**Task to carry out**:
Restate the whole listing exactly.

**Entries shown**:

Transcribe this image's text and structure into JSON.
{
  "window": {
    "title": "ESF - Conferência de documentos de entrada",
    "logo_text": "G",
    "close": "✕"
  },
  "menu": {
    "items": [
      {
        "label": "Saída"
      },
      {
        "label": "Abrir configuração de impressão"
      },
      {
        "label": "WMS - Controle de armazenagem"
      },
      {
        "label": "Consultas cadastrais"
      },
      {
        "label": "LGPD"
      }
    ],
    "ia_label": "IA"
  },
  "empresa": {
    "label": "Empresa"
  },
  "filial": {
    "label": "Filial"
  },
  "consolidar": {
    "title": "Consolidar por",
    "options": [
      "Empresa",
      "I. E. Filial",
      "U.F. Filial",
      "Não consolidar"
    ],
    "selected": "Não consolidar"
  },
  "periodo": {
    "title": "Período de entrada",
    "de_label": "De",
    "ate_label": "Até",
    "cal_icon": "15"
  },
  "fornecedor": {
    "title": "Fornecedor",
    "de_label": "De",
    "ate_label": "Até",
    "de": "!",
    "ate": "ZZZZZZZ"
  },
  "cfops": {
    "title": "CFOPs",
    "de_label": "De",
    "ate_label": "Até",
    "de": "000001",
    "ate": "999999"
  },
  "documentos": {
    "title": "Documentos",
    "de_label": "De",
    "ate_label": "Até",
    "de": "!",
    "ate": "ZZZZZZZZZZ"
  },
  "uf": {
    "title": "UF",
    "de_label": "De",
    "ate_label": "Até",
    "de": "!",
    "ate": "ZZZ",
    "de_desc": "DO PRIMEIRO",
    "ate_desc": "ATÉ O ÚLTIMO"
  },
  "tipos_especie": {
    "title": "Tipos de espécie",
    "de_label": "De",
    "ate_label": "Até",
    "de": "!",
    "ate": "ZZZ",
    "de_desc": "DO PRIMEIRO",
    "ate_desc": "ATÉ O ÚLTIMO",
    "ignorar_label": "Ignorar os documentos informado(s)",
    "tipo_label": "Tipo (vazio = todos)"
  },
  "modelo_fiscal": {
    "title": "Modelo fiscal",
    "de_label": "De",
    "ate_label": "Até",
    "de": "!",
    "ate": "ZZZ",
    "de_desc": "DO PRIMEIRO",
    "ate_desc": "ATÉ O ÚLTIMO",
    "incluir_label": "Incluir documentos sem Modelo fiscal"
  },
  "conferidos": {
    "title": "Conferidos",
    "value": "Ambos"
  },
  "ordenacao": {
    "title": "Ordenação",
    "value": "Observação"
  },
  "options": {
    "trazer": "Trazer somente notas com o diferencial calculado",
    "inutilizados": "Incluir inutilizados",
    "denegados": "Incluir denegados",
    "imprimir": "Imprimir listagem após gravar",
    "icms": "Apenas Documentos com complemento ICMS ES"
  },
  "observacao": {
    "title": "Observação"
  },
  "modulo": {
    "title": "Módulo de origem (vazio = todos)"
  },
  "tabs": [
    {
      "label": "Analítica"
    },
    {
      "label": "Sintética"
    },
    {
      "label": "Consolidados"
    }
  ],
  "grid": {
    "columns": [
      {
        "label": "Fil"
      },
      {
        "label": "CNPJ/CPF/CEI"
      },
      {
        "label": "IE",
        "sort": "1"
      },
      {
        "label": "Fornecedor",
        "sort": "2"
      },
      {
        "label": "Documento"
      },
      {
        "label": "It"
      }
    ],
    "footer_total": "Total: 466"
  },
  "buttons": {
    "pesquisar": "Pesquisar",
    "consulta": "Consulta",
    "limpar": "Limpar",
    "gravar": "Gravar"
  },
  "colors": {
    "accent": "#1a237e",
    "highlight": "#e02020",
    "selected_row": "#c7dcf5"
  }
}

**Task solution**:
Transcribe this image's text and structure into JSON.
{
  "window": {
    "title": "ESF - Conferência de documentos de entrada",
    "logo_text": "G",
    "close": "✕"
  },
  "menu": {
    "items": [
      {
        "label": "Saída"
      },
      {
        "label": "Abrir configuração de impressão"
      },
      {
        "label": "WMS - Controle de armazenagem"
      },
      {
        "label": "Consultas cadastrais"
      },
      {
        "label": "LGPD"
      }
    ],
    "ia_label": "IA"
  },
  "empresa": {
    "label": "Empresa"
  },
  "filial": {
    "label": "Filial"
  },
  "consolidar": {
    "title": "Consolidar por",
    "options": [
      "Empresa",
      "I. E. Filial",
      "U.F. Filial",
      "Não consolidar"
    ],
    "selected": "Não consolidar"
  },
  "periodo": {
    "title": "Período de entrada",
    "de_label": "De",
    "ate_label": "Até",
    "cal_icon": "15"
  },
  "fornecedor": {
    "title": "Fornecedor",
    "de_label": "De",
    "ate_label": "Até",
    "de": "!",
    "ate": "ZZZZZZZ"
  },
  "cfops": {
    "title": "CFOPs",
    "de_label": "De",
    "ate_label": "Até",
    "de": "000001",
    "ate": "999999"
  },
  "documentos": {
    "title": "Documentos",
    "de_label": "De",
    "ate_label": "Até",
    "de": "!",
    "ate": "ZZZZZZZZZZ"
  },
  "uf": {
    "title": "UF",
    "de_label": "De",
    "ate_label": "Até",
    "de": "!",
    "ate": "ZZZ",
    "de_desc": "DO PRIMEIRO",
    "ate_desc": "ATÉ O ÚLTIMO"
  },
  "tipos_especie": {
    "title": "Tipos de espécie",
    "de_label": "De",
    "ate_label": "Até",
    "de": "!",
    "ate": "ZZZ",
    "de_desc": "DO PRIMEIRO",
    "ate_desc": "ATÉ O ÚLTIMO",
    "ignorar_label": "Ignorar os documentos informado(s)",
    "tipo_label": "Tipo (vazio = todos)"
  },
  "modelo_fiscal": {
    "title": "Modelo fiscal",
    "de_label": "De",
    "ate_label": "Até",
    "de": "!",
    "ate": "ZZZ",
    "de_desc": "DO PRIMEIRO",
    "ate_desc": "ATÉ O ÚLTIMO",
    "incluir_label": "Incluir documentos sem Modelo fiscal"
  },
  "conferidos": {
    "title": "Conferidos",
    "value": "Ambos"
  },
  "ordenacao": {
    "title": "Ordenação",
    "value": "Observação"
  },
  "options": {
    "trazer": "Trazer somente notas com o diferencial calculado",
    "inutilizados": "Incluir inutilizados",
    "denegados": "Incluir denegados",
    "imprimir": "Imprimir listagem após gravar",
    "icms": "Apenas Documentos com complemento ICMS ES"
  },
  "observacao": {
    "title": "Observação"
  },
  "modulo": {
    "title": "Módulo de origem (vazio = todos)"
  },
  "tabs": [
    {
      "label": "Analítica"
    },
    {
      "label": "Sintética"
    },
    {
      "label": "Consolidados"
    }
  ],
  "grid": {
    "columns": [
      {
        "label": "Fil"
      },
      {
        "label": "CNPJ/CPF/CEI"
      },
      {
        "label": "IE",
        "sort": "1"
      },
      {
        "label": "Fornecedor",
        "sort": "2"
      },
      {
        "label": "Documento"
      },
      {
        "label": "It"
      }
    ],
    "footer_total": "Total: 466"
  },
  "buttons": {
    "pesquisar": "Pesquisar",
    "consulta": "Consulta",
    "limpar": "Limpar",
    "gravar": "Gravar"
  },
  "colors": {
    "accent": "#1a237e",
    "highlight": "#e02020",
    "selected_row": "#c7dcf5"
  }
}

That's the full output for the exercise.